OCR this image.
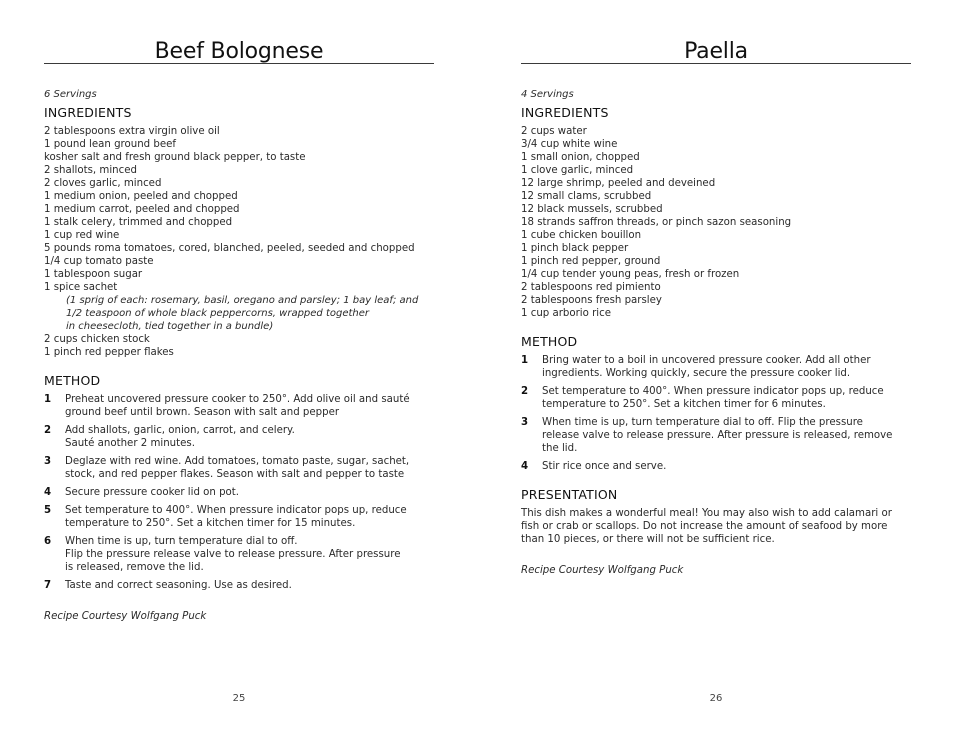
Beef Bolognese
6 Servings
INGREDIENTS
2 tablespoons extra virgin olive oil
1 pound lean ground beef
kosher salt and fresh ground black pepper, to taste
2 shallots, minced
2 cloves garlic, minced
1 medium onion, peeled and chopped
1 medium carrot, peeled and chopped
1 stalk celery, trimmed and chopped
1 cup red wine
5 pounds roma tomatoes, cored, blanched, peeled, seeded and chopped
1/4 cup tomato paste
1 tablespoon sugar
1 spice sachet
(1 sprig of each: rosemary, basil, oregano and parsley; 1 bay leaf; and
1/2 teaspoon of whole black peppercorns, wrapped together
in cheesecloth, tied together in a bundle)
2 cups chicken stock
1 pinch red pepper flakes
METHOD
1	Preheat uncovered pressure cooker to 250°. Add olive oil and sauté
ground beef until brown. Season with salt and pepper
2	Add shallots, garlic, onion, carrot, and celery.
Sauté another 2 minutes.
3	Deglaze with red wine. Add tomatoes, tomato paste, sugar, sachet,
stock, and red pepper flakes. Season with salt and pepper to taste
4	Secure pressure cooker lid on pot.
5	Set temperature to 400°. When pressure indicator pops up, reduce
temperature to 250°. Set a kitchen timer for 15 minutes.
6	When time is up, turn temperature dial to off.
Flip the pressure release valve to release pressure. After pressure
is released, remove the lid.
7	Taste and correct seasoning. Use as desired.
Recipe Courtesy Wolfgang Puck
25
Paella
4 Servings
INGREDIENTS
2 cups water
3/4 cup white wine
1 small onion, chopped
1 clove garlic, minced
12 large shrimp, peeled and deveined
12 small clams, scrubbed
12 black mussels, scrubbed
18 strands saffron threads, or pinch sazon seasoning
1 cube chicken bouillon
1 pinch black pepper
1 pinch red pepper, ground
1/4 cup tender young peas, fresh or frozen
2 tablespoons red pimiento
2 tablespoons fresh parsley
1 cup arborio rice
METHOD
1	Bring water to a boil in uncovered pressure cooker. Add all other
ingredients. Working quickly, secure the pressure cooker lid.
2	Set temperature to 400°. When pressure indicator pops up, reduce
temperature to 250°. Set a kitchen timer for 6 minutes.
3	When time is up, turn temperature dial to off. Flip the pressure
release valve to release pressure. After pressure is released, remove
the lid.
4	Stir rice once and serve.
PRESENTATION
This dish makes a wonderful meal! You may also wish to add calamari or
fish or crab or scallops. Do not increase the amount of seafood by more
than 10 pieces, or there will not be sufficient rice.
Recipe Courtesy Wolfgang Puck
26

━━━━━━━━━━━━━━━━

:: Written instruction ::
Transcribe the listing in full and omit the pictures.

:: Task output ::
OCR this image.
Beef Bolognese
6 Servings
INGREDIENTS
2 tablespoons extra virgin olive oil
1 pound lean ground beef
kosher salt and fresh ground black pepper, to taste
2 shallots, minced
2 cloves garlic, minced
1 medium onion, peeled and chopped
1 medium carrot, peeled and chopped
1 stalk celery, trimmed and chopped
1 cup red wine
5 pounds roma tomatoes, cored, blanched, peeled, seeded and chopped
1/4 cup tomato paste
1 tablespoon sugar
1 spice sachet
(1 sprig of each: rosemary, basil, oregano and parsley; 1 bay leaf; and
1/2 teaspoon of whole black peppercorns, wrapped together
in cheesecloth, tied together in a bundle)
2 cups chicken stock
1 pinch red pepper flakes
METHOD
1	Preheat uncovered pressure cooker to 250°. Add olive oil and sauté
ground beef until brown. Season with salt and pepper
2	Add shallots, garlic, onion, carrot, and celery.
Sauté another 2 minutes.
3	Deglaze with red wine. Add tomatoes, tomato paste, sugar, sachet,
stock, and red pepper flakes. Season with salt and pepper to taste
4	Secure pressure cooker lid on pot.
5	Set temperature to 400°. When pressure indicator pops up, reduce
temperature to 250°. Set a kitchen timer for 15 minutes.
6	When time is up, turn temperature dial to off.
Flip the pressure release valve to release pressure. After pressure
is released, remove the lid.
7	Taste and correct seasoning. Use as desired.
Recipe Courtesy Wolfgang Puck
25
Paella
4 Servings
INGREDIENTS
2 cups water
3/4 cup white wine
1 small onion, chopped
1 clove garlic, minced
12 large shrimp, peeled and deveined
12 small clams, scrubbed
12 black mussels, scrubbed
18 strands saffron threads, or pinch sazon seasoning
1 cube chicken bouillon
1 pinch black pepper
1 pinch red pepper, ground
1/4 cup tender young peas, fresh or frozen
2 tablespoons red pimiento
2 tablespoons fresh parsley
1 cup arborio rice
METHOD
1	Bring water to a boil in uncovered pressure cooker. Add all other
ingredients. Working quickly, secure the pressure cooker lid.
2	Set temperature to 400°. When pressure indicator pops up, reduce
temperature to 250°. Set a kitchen timer for 6 minutes.
3	When time is up, turn temperature dial to off. Flip the pressure
release valve to release pressure. After pressure is released, remove
the lid.
4	Stir rice once and serve.
PRESENTATION
This dish makes a wonderful meal! You may also wish to add calamari or
fish or crab or scallops. Do not increase the amount of seafood by more
than 10 pieces, or there will not be sufficient rice.
Recipe Courtesy Wolfgang Puck
26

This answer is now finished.